[Data records]

(begin)

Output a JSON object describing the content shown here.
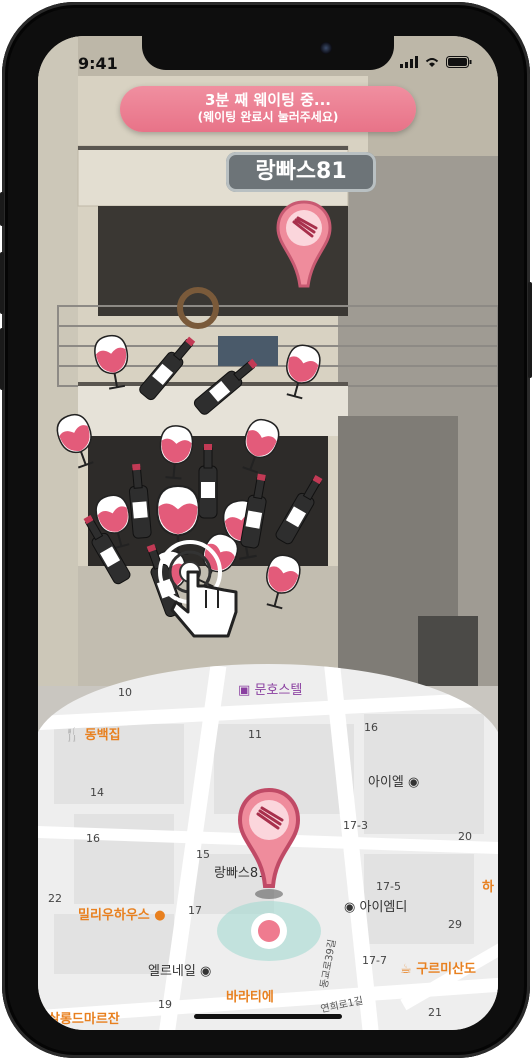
{
  "status_bar": {
    "time": "9:41"
  },
  "banner": {
    "line1": "3분 째 웨이팅 중...",
    "line2": "(웨이팅 완료시 눌러주세요)"
  },
  "place_name": "랑빠스81",
  "colors": {
    "accent": "#e87388",
    "banner_text": "#ffffff",
    "map_orange": "#e8801f"
  },
  "map": {
    "labels": {
      "munhostel": "문호스텔",
      "dongbaek": "동백집",
      "aiel": "아이엘",
      "langpas": "랑빠스81",
      "aiemdi": "아이엠디",
      "milliu": "밀리우하우스",
      "elnail": "엘르네일",
      "barati": "바라티에",
      "gurumi": "구르미산도",
      "salong": "살롱드마르잔",
      "ha": "하",
      "road1": "동교로39길",
      "road2": "연희로1길"
    },
    "numbers": [
      "10",
      "11",
      "16",
      "14",
      "16",
      "17-3",
      "20",
      "15",
      "17-5",
      "22",
      "17",
      "29",
      "17-7",
      "19",
      "21"
    ]
  }
}
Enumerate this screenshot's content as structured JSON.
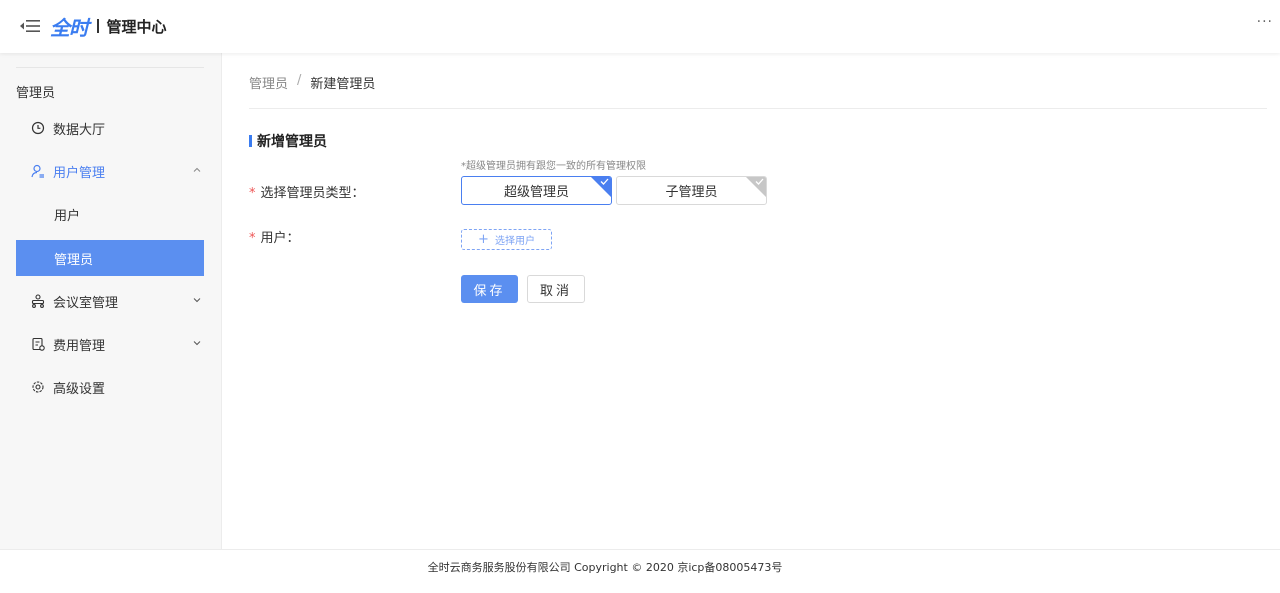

(end)

* Work to do *
List all lines from the entries that include the word "content".

* The result *
Output a JSON object describing the content shown here.
Enumerate this screenshot's content as structured JSON.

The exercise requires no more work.